Task statement —
Lines containing the word "Arctic" should be extracted in full.

Data entries —
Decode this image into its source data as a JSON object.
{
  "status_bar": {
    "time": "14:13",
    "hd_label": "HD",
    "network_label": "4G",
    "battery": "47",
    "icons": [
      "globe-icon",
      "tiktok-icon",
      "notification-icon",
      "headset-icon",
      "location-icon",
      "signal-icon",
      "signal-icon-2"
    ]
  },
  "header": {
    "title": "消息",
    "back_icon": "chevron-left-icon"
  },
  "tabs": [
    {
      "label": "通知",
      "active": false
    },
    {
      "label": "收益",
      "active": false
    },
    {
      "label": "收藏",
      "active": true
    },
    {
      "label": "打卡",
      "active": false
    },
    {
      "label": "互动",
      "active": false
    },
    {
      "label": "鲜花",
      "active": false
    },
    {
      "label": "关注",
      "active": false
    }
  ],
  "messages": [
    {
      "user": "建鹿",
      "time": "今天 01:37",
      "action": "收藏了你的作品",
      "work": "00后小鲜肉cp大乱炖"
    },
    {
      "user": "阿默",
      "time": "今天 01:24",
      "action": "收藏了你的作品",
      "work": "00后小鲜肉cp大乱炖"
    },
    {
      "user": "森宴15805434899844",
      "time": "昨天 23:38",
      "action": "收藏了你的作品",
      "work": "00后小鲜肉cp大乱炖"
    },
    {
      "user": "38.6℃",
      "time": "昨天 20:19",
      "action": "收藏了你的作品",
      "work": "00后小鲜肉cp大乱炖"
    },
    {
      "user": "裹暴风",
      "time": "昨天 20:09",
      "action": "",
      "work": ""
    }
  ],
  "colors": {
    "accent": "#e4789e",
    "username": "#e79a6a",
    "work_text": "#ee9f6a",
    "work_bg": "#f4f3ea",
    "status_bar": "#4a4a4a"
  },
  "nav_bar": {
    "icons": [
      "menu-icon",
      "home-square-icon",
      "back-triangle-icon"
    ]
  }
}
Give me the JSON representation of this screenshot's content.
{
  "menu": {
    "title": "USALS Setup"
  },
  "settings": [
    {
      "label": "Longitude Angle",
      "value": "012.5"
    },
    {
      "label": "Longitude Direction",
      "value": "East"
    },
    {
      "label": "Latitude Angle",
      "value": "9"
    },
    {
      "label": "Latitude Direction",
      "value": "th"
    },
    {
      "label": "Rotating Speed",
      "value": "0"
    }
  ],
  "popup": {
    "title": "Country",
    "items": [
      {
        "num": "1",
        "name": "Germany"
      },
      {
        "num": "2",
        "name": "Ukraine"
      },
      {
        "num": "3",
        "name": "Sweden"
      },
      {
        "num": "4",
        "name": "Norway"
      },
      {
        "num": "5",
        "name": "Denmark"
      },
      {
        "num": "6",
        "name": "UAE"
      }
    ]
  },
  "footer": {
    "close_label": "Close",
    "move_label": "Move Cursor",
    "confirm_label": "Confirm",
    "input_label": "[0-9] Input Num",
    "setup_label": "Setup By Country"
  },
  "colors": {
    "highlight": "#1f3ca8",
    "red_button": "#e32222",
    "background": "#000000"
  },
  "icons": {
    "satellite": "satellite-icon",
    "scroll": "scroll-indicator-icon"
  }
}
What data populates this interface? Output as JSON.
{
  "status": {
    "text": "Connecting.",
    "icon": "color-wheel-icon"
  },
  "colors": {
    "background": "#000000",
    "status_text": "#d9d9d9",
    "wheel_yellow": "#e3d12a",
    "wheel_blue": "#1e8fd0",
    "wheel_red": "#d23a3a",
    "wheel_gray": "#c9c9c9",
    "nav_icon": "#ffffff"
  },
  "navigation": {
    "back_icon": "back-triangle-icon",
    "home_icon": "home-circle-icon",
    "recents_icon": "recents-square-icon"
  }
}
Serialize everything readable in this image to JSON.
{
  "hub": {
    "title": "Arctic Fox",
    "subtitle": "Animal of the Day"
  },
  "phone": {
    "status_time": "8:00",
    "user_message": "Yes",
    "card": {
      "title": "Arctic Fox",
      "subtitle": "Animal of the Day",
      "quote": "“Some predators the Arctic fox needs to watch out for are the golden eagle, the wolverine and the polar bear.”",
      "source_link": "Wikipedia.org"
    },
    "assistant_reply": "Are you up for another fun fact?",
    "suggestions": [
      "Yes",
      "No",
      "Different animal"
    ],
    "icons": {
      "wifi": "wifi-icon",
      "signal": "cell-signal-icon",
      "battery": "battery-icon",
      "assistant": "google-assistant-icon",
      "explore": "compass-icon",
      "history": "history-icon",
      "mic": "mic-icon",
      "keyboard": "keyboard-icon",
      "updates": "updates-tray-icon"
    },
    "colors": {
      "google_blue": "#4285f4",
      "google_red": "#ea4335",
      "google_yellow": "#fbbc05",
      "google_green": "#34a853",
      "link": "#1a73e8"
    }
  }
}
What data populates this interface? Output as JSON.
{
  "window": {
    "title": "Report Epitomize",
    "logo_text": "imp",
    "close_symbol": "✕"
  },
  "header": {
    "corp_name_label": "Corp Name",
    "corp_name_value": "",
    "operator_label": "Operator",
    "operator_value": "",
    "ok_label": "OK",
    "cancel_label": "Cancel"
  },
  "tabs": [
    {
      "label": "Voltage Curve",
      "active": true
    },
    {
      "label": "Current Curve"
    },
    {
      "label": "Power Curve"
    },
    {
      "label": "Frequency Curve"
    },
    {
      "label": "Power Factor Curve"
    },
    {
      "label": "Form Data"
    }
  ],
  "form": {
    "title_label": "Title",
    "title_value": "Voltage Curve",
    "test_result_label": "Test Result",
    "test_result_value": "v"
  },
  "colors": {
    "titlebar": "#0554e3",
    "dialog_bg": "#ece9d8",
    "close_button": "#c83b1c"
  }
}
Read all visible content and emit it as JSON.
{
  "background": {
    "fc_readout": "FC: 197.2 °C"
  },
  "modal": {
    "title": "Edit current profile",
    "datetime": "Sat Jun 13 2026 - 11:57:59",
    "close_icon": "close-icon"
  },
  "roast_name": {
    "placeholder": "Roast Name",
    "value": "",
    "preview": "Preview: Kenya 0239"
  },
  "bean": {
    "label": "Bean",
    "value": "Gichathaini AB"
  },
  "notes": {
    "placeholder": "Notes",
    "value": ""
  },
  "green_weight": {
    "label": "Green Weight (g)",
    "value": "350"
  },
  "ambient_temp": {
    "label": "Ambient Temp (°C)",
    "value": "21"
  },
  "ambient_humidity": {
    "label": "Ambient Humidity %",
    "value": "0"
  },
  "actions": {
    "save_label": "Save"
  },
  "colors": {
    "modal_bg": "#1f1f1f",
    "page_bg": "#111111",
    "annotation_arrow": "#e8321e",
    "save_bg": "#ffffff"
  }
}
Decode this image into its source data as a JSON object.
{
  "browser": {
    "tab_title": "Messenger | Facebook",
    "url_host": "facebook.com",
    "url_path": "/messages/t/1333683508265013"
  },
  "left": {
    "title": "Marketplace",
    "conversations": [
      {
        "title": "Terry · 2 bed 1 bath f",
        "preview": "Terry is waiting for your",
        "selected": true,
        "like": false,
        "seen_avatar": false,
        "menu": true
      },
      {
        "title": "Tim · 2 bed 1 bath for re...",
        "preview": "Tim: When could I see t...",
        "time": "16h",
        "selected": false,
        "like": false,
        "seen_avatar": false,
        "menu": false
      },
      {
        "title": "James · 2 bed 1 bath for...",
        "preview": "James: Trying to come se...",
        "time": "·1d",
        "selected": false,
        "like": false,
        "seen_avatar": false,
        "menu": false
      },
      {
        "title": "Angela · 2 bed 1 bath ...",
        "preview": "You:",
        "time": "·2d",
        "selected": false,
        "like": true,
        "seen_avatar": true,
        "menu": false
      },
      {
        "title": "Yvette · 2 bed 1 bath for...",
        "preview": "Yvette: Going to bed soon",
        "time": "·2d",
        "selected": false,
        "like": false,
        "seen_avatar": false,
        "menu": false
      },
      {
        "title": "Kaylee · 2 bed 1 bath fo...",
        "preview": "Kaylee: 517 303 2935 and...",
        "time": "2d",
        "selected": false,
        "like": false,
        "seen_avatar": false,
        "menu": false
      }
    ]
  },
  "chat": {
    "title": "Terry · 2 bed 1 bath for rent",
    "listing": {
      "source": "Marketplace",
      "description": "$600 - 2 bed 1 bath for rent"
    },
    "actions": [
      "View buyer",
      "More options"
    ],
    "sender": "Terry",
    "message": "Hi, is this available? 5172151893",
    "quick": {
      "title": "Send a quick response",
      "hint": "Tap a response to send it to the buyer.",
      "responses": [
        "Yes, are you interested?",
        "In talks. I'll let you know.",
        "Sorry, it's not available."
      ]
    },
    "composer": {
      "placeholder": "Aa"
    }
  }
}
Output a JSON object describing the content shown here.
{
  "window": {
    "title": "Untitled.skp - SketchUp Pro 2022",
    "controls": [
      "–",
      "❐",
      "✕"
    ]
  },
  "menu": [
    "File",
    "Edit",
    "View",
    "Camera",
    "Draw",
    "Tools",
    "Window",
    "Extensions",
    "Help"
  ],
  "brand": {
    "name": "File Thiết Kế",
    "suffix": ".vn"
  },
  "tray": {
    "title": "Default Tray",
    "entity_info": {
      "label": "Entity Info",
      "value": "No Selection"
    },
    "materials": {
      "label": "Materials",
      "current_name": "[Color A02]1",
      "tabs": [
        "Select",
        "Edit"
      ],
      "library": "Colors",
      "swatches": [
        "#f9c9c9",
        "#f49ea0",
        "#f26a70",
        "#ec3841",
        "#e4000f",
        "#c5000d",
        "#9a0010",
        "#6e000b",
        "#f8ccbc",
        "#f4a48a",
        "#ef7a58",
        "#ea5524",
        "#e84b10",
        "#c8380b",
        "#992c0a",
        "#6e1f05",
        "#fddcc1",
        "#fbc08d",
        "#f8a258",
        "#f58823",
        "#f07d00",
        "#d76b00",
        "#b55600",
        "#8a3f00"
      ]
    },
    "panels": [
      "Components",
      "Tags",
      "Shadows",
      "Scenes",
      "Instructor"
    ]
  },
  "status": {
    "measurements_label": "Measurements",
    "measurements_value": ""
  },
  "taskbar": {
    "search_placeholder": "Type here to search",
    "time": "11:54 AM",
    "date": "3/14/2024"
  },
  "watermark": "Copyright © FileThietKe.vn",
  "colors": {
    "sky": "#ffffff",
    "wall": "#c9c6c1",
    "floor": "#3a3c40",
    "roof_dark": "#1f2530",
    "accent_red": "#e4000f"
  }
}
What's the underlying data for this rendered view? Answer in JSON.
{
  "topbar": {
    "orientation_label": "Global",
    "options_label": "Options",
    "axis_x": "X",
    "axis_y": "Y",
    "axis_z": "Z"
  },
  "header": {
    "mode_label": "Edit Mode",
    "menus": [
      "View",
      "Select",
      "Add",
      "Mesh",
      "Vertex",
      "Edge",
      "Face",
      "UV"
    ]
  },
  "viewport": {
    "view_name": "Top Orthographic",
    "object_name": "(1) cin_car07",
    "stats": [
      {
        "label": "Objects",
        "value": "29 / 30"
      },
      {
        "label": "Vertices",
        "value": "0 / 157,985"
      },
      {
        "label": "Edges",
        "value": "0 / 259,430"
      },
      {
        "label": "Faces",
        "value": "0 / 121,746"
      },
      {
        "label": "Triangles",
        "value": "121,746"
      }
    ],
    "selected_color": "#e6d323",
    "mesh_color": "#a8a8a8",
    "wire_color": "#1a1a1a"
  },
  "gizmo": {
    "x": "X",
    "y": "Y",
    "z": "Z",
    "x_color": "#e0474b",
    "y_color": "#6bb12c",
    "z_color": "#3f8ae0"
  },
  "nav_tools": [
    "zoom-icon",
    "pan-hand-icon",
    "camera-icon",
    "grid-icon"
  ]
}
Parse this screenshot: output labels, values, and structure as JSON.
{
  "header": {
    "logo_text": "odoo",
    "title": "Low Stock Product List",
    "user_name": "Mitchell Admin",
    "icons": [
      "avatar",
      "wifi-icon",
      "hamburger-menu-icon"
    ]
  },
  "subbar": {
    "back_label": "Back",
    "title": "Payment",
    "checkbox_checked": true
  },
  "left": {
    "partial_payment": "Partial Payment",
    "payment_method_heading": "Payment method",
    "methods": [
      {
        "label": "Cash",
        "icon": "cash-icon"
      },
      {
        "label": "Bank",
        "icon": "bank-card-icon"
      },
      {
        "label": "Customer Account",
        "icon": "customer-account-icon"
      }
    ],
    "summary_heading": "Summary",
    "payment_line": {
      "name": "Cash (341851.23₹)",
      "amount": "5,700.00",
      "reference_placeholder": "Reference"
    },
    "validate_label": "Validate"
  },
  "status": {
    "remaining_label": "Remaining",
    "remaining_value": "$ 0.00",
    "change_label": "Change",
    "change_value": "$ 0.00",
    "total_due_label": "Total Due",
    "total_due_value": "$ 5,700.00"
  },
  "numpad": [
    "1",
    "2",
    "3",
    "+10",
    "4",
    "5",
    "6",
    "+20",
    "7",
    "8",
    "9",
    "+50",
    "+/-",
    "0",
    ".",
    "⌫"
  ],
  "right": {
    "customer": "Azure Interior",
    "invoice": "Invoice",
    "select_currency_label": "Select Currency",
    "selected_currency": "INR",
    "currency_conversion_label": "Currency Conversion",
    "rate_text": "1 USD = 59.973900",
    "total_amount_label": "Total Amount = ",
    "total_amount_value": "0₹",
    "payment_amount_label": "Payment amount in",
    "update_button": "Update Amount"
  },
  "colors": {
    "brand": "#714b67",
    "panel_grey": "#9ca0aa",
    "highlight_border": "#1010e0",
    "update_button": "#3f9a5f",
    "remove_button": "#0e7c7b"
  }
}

Full answer —
    "title": "Arctic Fox",
      "title": "Arctic Fox",
      "quote": "“Some predators the Arctic fox needs to watch out for are the golden eagle, the wolverine and the polar bear.”",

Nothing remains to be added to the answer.